### Passage to read
::::::
Revision as of 17:59, 23 December 2019

Template matching compares a smaller image (the template) against every possible location in a larger target image. A match is declared the fit score is a local peak and above a threshold. Typically template matching is only used in highly controlled environments and doesn't work to well in natural scenes. It's also extremely computationally expensive and larger images/templates are likely to take an excessive amount of time to process.

The example below is intended to demonstrate the strengths and weaknesses of template matching. For each template the number of matches returned needs to be specified. If the number of matches is known then the results are good in this example, but if too many are requested the some of the results are noise. The intensity image is shown for a match. Notice how ambiguous the results are.
::::::
### Work required
Copy out the whole template matching text above word for word, with its spelling and punctuation unchanged.

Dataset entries
::::::
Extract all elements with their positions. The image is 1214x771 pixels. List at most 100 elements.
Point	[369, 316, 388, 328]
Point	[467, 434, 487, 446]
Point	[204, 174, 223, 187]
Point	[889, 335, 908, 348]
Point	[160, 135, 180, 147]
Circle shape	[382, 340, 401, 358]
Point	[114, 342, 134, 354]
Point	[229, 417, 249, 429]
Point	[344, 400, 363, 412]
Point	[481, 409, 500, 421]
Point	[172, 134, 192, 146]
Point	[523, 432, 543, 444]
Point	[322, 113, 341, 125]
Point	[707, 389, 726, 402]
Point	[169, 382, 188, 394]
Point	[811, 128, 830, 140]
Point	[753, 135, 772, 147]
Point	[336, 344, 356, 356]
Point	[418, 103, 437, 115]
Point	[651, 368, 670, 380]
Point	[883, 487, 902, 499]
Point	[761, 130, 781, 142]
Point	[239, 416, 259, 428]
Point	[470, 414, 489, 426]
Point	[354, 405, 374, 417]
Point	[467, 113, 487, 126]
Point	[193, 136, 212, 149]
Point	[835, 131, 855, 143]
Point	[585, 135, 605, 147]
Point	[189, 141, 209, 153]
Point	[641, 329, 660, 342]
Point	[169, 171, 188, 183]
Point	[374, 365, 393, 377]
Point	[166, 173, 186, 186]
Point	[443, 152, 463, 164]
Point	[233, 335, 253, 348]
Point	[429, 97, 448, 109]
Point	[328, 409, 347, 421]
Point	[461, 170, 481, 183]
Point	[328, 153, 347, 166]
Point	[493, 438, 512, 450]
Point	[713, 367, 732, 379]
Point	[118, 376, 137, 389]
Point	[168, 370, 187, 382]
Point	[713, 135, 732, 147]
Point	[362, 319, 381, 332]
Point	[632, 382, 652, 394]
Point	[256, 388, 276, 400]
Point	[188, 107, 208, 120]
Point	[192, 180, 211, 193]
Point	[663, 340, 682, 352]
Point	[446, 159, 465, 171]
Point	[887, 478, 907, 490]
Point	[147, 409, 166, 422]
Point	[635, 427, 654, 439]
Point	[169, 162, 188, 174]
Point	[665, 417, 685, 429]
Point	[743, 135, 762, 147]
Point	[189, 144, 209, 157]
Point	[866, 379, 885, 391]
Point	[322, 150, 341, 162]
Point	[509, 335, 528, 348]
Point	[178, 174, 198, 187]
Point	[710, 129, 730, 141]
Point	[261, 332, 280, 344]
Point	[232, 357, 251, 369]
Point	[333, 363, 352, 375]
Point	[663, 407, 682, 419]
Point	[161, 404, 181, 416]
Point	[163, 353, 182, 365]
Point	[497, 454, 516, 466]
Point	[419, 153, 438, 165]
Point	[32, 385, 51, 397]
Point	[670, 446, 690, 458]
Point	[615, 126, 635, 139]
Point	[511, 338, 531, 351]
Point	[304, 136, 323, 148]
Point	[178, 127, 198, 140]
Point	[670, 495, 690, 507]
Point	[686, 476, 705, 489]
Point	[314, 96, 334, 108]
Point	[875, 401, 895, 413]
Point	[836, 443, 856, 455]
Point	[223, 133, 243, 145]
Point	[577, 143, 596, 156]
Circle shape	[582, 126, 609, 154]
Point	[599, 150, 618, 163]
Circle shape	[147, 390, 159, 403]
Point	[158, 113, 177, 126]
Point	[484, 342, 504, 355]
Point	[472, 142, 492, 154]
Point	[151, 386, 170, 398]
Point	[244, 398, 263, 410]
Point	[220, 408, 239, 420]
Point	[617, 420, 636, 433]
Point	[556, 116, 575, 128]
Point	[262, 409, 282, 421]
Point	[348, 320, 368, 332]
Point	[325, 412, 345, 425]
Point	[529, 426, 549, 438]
::::::
### Exercise output
Revision as of 17:59, 23 December 2019

Template matching compares a smaller image (the template) against every possible location in a larger target image. A match is declared the fit score is a local peak and above a threshold. Typically template matching is only used in highly controlled environments and doesn't work to well in natural scenes. It's also extremely computationally expensive and larger images/templates are likely to take an excessive amount of time to process.

The example below is intended to demonstrate the strengths and weaknesses of template matching. For each template the number of matches returned needs to be specified. If the number of matches is known then the results are good in this example, but if too many are requested the some of the results are noise. The intensity image is shown for a match. Notice how ambiguous the results are.